Return the entries below verbatim. Pictures stay out.

-- Start Input for this task --

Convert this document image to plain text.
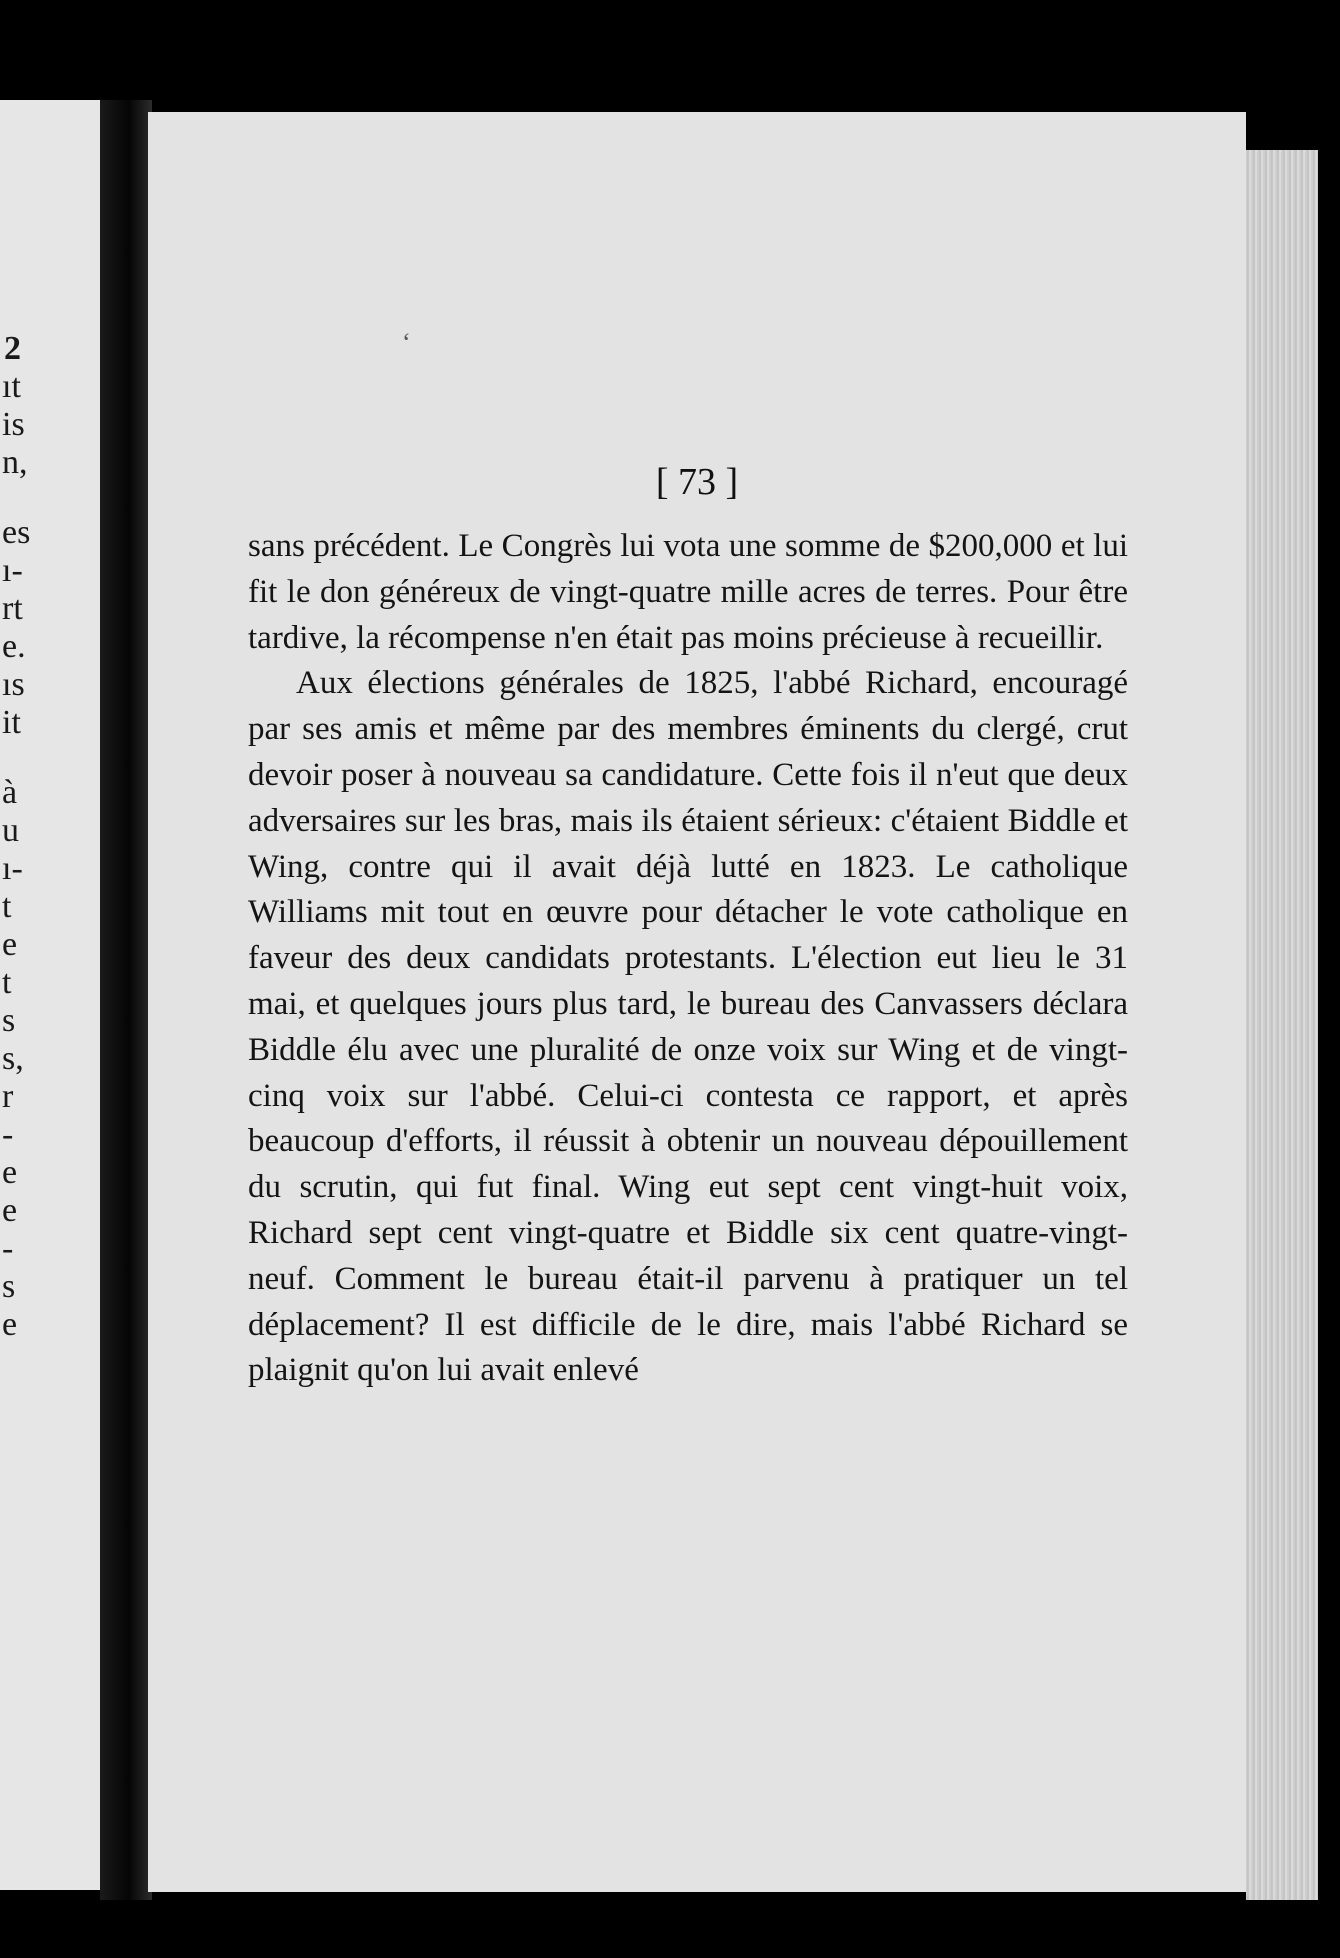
2
ıt
is
n,
es
ı-
rt
e.
ıs
it
à
u
ı-
t
e
t
s
s,
r
-
e
e
-
s
e
[ 73 ]

sans précédent. Le Congrès lui vota une somme de $200,000 et lui fit le don généreux de vingt-quatre mille acres de terres. Pour être tardive, la récompense n'en était pas moins précieuse à recueillir.

Aux élections générales de 1825, l'abbé Richard, encouragé par ses amis et même par des membres éminents du clergé, crut devoir poser à nouveau sa candidature. Cette fois il n'eut que deux adversaires sur les bras, mais ils étaient sérieux: c'étaient Biddle et Wing, contre qui il avait déjà lutté en 1823. Le catholique Williams mit tout en œuvre pour détacher le vote catholique en faveur des deux candidats protestants. L'élection eut lieu le 31 mai, et quelques jours plus tard, le bureau des Canvassers déclara Biddle élu avec une pluralité de onze voix sur Wing et de vingt-cinq voix sur l'abbé. Celui-ci contesta ce rapport, et après beaucoup d'efforts, il réussit à obtenir un nouveau dépouillement du scrutin, qui fut final. Wing eut sept cent vingt-huit voix, Richard sept cent vingt-quatre et Biddle six cent quatre-vingt-neuf. Comment le bureau était-il parvenu à pratiquer un tel déplacement? Il est difficile de le dire, mais l'abbé Richard se plaignit qu'on lui avait enlevé

ʻ
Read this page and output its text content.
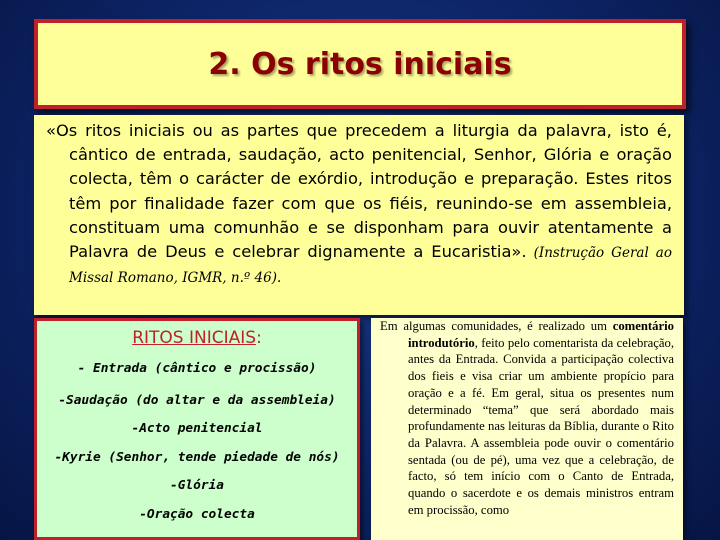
2. Os ritos iniciais

«Os ritos iniciais ou as partes que precedem a liturgia da palavra, isto é, cântico de entrada, saudação, acto penitencial, Senhor, Glória e oração colecta, têm o carácter de exórdio, introdução e preparação. Estes ritos têm por finalidade fazer com que os fiéis, reunindo-se em assembleia, constituam uma comunhão e se disponham para ouvir atentamente a Palavra de Deus e celebrar dignamente a Eucaristia». (Instrução Geral ao Missal Romano, IGMR, n.º 46).

RITOS INICIAIS:
- Entrada (cântico e procissão)
-Saudação (do altar e da assembleia)
-Acto penitencial
-Kyrie (Senhor, tende piedade de nós)
-Glória
-Oração colecta

Em algumas comunidades, é realizado um comentário introdutório, feito pelo comentarista da celebração, antes da Entrada. Convida a participação colectiva dos fieis e visa criar um ambiente propício para oração e a fé. Em geral, situa os presentes num determinado “tema” que será abordado mais profundamente nas leituras da Bíblia, durante o Rito da Palavra. A assembleia pode ouvir o comentário sentada (ou de pé), uma vez que a celebração, de facto, só tem início com o Canto de Entrada, quando o sacerdote e os demais ministros entram em procissão, como
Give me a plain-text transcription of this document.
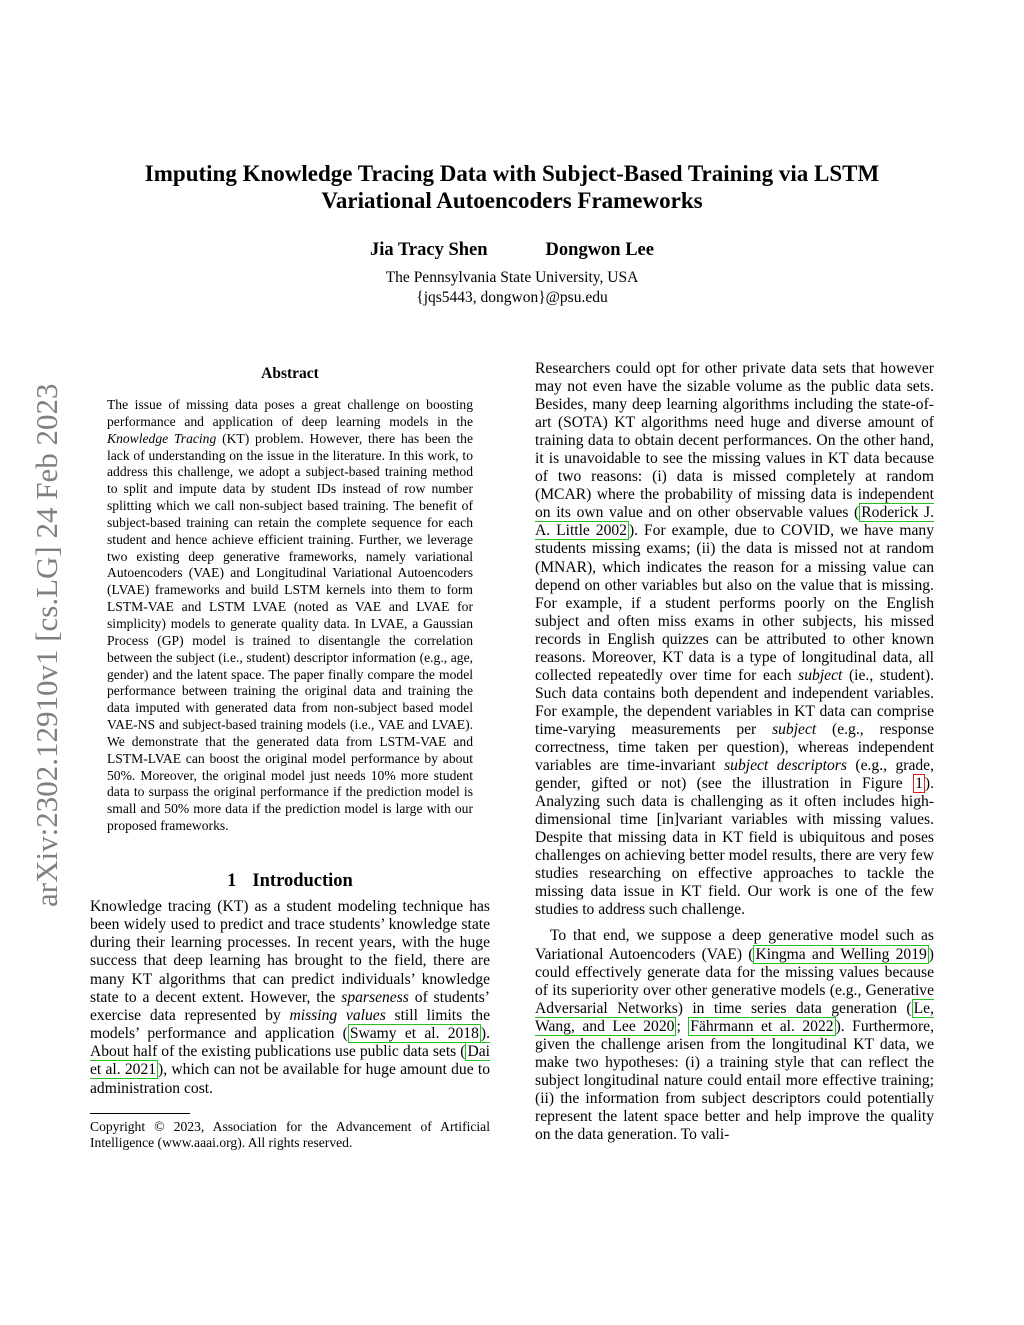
arXiv:2302.12910v1 [cs.LG] 24 Feb 2023
Imputing Knowledge Tracing Data with Subject-Based Training via LSTM
Variational Autoencoders Frameworks
Jia Tracy Shen	Dongwon Lee
The Pennsylvania State University, USA
{jqs5443, dongwon}@psu.edu
Abstract

The issue of missing data poses a great challenge on boosting performance and application of deep learning models in the Knowledge Tracing (KT) problem. However, there has been the lack of understanding on the issue in the literature. In this work, to address this challenge, we adopt a subject-based training method to split and impute data by student IDs instead of row number splitting which we call non-subject based training. The benefit of subject-based training can retain the complete sequence for each student and hence achieve efficient training. Further, we leverage two existing deep generative frameworks, namely variational Autoencoders (VAE) and Longitudinal Variational Autoencoders (LVAE) frameworks and build LSTM kernels into them to form LSTM-VAE and LSTM LVAE (noted as VAE and LVAE for simplicity) models to generate quality data. In LVAE, a Gaussian Process (GP) model is trained to disentangle the correlation between the subject (i.e., student) descriptor information (e.g., age, gender) and the latent space. The paper finally compare the model performance between training the original data and training the data imputed with generated data from non-subject based model VAE-NS and subject-based training models (i.e., VAE and LVAE). We demonstrate that the generated data from LSTM-VAE and LSTM-LVAE can boost the original model performance by about 50%. Moreover, the original model just needs 10% more student data to surpass the original performance if the prediction model is small and 50% more data if the prediction model is large with our proposed frameworks.

1 Introduction

Knowledge tracing (KT) as a student modeling technique has been widely used to predict and trace students’ knowledge state during their learning processes. In recent years, with the huge success that deep learning has brought to the field, there are many KT algorithms that can predict individuals’ knowledge state to a decent extent. However, the sparseness of students’ exercise data represented by missing values still limits the models’ performance and application ( Swamy et al. 2018 ). About half of the existing publications use public data sets ( Dai et al. 2021 ), which can not be available for huge amount due to administration cost.

Copyright © 2023, Association for the Advancement of Artificial Intelligence (www.aaai.org). All rights reserved.

Researchers could opt for other private data sets that however may not even have the sizable volume as the public data sets. Besides, many deep learning algorithms including the state-of-art (SOTA) KT algorithms need huge and diverse amount of training data to obtain decent performances. On the other hand, it is unavoidable to see the missing values in KT data because of two reasons: (i) data is missed completely at random (MCAR) where the probability of missing data is independent on its own value and on other observable values ( Roderick J. A. Little 2002 ). For example, due to COVID, we have many students missing exams; (ii) the data is missed not at random (MNAR), which indicates the reason for a missing value can depend on other variables but also on the value that is missing. For example, if a student performs poorly on the English subject and often miss exams in other subjects, his missed records in English quizzes can be attributed to other known reasons. Moreover, KT data is a type of longitudinal data, all collected repeatedly over time for each subject (ie., student). Such data contains both dependent and independent variables. For example, the dependent variables in KT data can comprise time-varying measurements per subject (e.g., response correctness, time taken per question), whereas independent variables are time-invariant subject descriptors (e.g., grade, gender, gifted or not) (see the illustration in Figure 1 ). Analyzing such data is challenging as it often includes high-dimensional time [in]variant variables with missing values. Despite that missing data in KT field is ubiquitous and poses challenges on achieving better model results, there are very few studies researching on effective approaches to tackle the missing data issue in KT field. Our work is one of the few studies to address such challenge.

To that end, we suppose a deep generative model such as Variational Autoencoders (VAE) ( Kingma and Welling 2019 ) could effectively generate data for the missing values because of its superiority over other generative models (e.g., Generative Adversarial Networks) in time series data generation ( Le, Wang, and Lee 2020 ; Fährmann et al. 2022 ). Furthermore, given the challenge arisen from the longitudinal KT data, we make two hypotheses: (i) a training style that can reflect the subject longitudinal nature could entail more effective training; (ii) the information from subject descriptors could potentially represent the latent space better and help improve the quality on the data generation. To vali-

-- End Input for this task --

◆ The solution:
Convert this document image to plain text.
2
ıt
is
n,
es
ı-
rt
e.
ıs
it
à
u
ı-
t
e
t
s
s,
r
-
e
e
-
s
e
[ 73 ]

sans précédent. Le Congrès lui vota une somme de $200,000 et lui fit le don généreux de vingt-quatre mille acres de terres. Pour être tardive, la récompense n'en était pas moins précieuse à recueillir.

Aux élections générales de 1825, l'abbé Richard, encouragé par ses amis et même par des membres éminents du clergé, crut devoir poser à nouveau sa candidature. Cette fois il n'eut que deux adversaires sur les bras, mais ils étaient sérieux: c'étaient Biddle et Wing, contre qui il avait déjà lutté en 1823. Le catholique Williams mit tout en œuvre pour détacher le vote catholique en faveur des deux candidats protestants. L'élection eut lieu le 31 mai, et quelques jours plus tard, le bureau des Canvassers déclara Biddle élu avec une pluralité de onze voix sur Wing et de vingt-cinq voix sur l'abbé. Celui-ci contesta ce rapport, et après beaucoup d'efforts, il réussit à obtenir un nouveau dépouillement du scrutin, qui fut final. Wing eut sept cent vingt-huit voix, Richard sept cent vingt-quatre et Biddle six cent quatre-vingt-neuf. Comment le bureau était-il parvenu à pratiquer un tel déplacement? Il est difficile de le dire, mais l'abbé Richard se plaignit qu'on lui avait enlevé

ʻ
Read this page and output its text content.
2. Os ritos iniciais

«Os ritos iniciais ou as partes que precedem a liturgia da palavra, isto é, cântico de entrada, saudação, acto penitencial, Senhor, Glória e oração colecta, têm o carácter de exórdio, introdução e preparação. Estes ritos têm por finalidade fazer com que os fiéis, reunindo-se em assembleia, constituam uma comunhão e se disponham para ouvir atentamente a Palavra de Deus e celebrar dignamente a Eucaristia». (Instrução Geral ao Missal Romano, IGMR, n.º 46).

RITOS INICIAIS:
- Entrada (cântico e procissão)
-Saudação (do altar e da assembleia)
-Acto penitencial
-Kyrie (Senhor, tende piedade de nós)
-Glória
-Oração colecta

Em algumas comunidades, é realizado um comentário introdutório, feito pelo comentarista da celebração, antes da Entrada. Convida a participação colectiva dos fieis e visa criar um ambiente propício para oração e a fé. Em geral, situa os presentes num determinado “tema” que será abordado mais profundamente nas leituras da Bíblia, durante o Rito da Palavra. A assembleia pode ouvir o comentário sentada (ou de pé), uma vez que a celebração, de facto, só tem início com o Canto de Entrada, quando o sacerdote e os demais ministros entram em procissão, como
Give me a plain-text transcription of this document.
arXiv:2302.12910v1 [cs.LG] 24 Feb 2023
Imputing Knowledge Tracing Data with Subject-Based Training via LSTM
Variational Autoencoders Frameworks
Jia Tracy Shen	Dongwon Lee
The Pennsylvania State University, USA
{jqs5443, dongwon}@psu.edu
Abstract

The issue of missing data poses a great challenge on boosting performance and application of deep learning models in the Knowledge Tracing (KT) problem. However, there has been the lack of understanding on the issue in the literature. In this work, to address this challenge, we adopt a subject-based training method to split and impute data by student IDs instead of row number splitting which we call non-subject based training. The benefit of subject-based training can retain the complete sequence for each student and hence achieve efficient training. Further, we leverage two existing deep generative frameworks, namely variational Autoencoders (VAE) and Longitudinal Variational Autoencoders (LVAE) frameworks and build LSTM kernels into them to form LSTM-VAE and LSTM LVAE (noted as VAE and LVAE for simplicity) models to generate quality data. In LVAE, a Gaussian Process (GP) model is trained to disentangle the correlation between the subject (i.e., student) descriptor information (e.g., age, gender) and the latent space. The paper finally compare the model performance between training the original data and training the data imputed with generated data from non-subject based model VAE-NS and subject-based training models (i.e., VAE and LVAE). We demonstrate that the generated data from LSTM-VAE and LSTM-LVAE can boost the original model performance by about 50%. Moreover, the original model just needs 10% more student data to surpass the original performance if the prediction model is small and 50% more data if the prediction model is large with our proposed frameworks.

1 Introduction

Knowledge tracing (KT) as a student modeling technique has been widely used to predict and trace students’ knowledge state during their learning processes. In recent years, with the huge success that deep learning has brought to the field, there are many KT algorithms that can predict individuals’ knowledge state to a decent extent. However, the sparseness of students’ exercise data represented by missing values still limits the models’ performance and application ( Swamy et al. 2018 ). About half of the existing publications use public data sets ( Dai et al. 2021 ), which can not be available for huge amount due to administration cost.

Copyright © 2023, Association for the Advancement of Artificial Intelligence (www.aaai.org). All rights reserved.

Researchers could opt for other private data sets that however may not even have the sizable volume as the public data sets. Besides, many deep learning algorithms including the state-of-art (SOTA) KT algorithms need huge and diverse amount of training data to obtain decent performances. On the other hand, it is unavoidable to see the missing values in KT data because of two reasons: (i) data is missed completely at random (MCAR) where the probability of missing data is independent on its own value and on other observable values ( Roderick J. A. Little 2002 ). For example, due to COVID, we have many students missing exams; (ii) the data is missed not at random (MNAR), which indicates the reason for a missing value can depend on other variables but also on the value that is missing. For example, if a student performs poorly on the English subject and often miss exams in other subjects, his missed records in English quizzes can be attributed to other known reasons. Moreover, KT data is a type of longitudinal data, all collected repeatedly over time for each subject (ie., student). Such data contains both dependent and independent variables. For example, the dependent variables in KT data can comprise time-varying measurements per subject (e.g., response correctness, time taken per question), whereas independent variables are time-invariant subject descriptors (e.g., grade, gender, gifted or not) (see the illustration in Figure 1 ). Analyzing such data is challenging as it often includes high-dimensional time [in]variant variables with missing values. Despite that missing data in KT field is ubiquitous and poses challenges on achieving better model results, there are very few studies researching on effective approaches to tackle the missing data issue in KT field. Our work is one of the few studies to address such challenge.

To that end, we suppose a deep generative model such as Variational Autoencoders (VAE) ( Kingma and Welling 2019 ) could effectively generate data for the missing values because of its superiority over other generative models (e.g., Generative Adversarial Networks) in time series data generation ( Le, Wang, and Lee 2020 ; Fährmann et al. 2022 ). Furthermore, given the challenge arisen from the longitudinal KT data, we make two hypotheses: (i) a training style that can reflect the subject longitudinal nature could entail more effective training; (ii) the information from subject descriptors could potentially represent the latent space better and help improve the quality on the data generation. To vali-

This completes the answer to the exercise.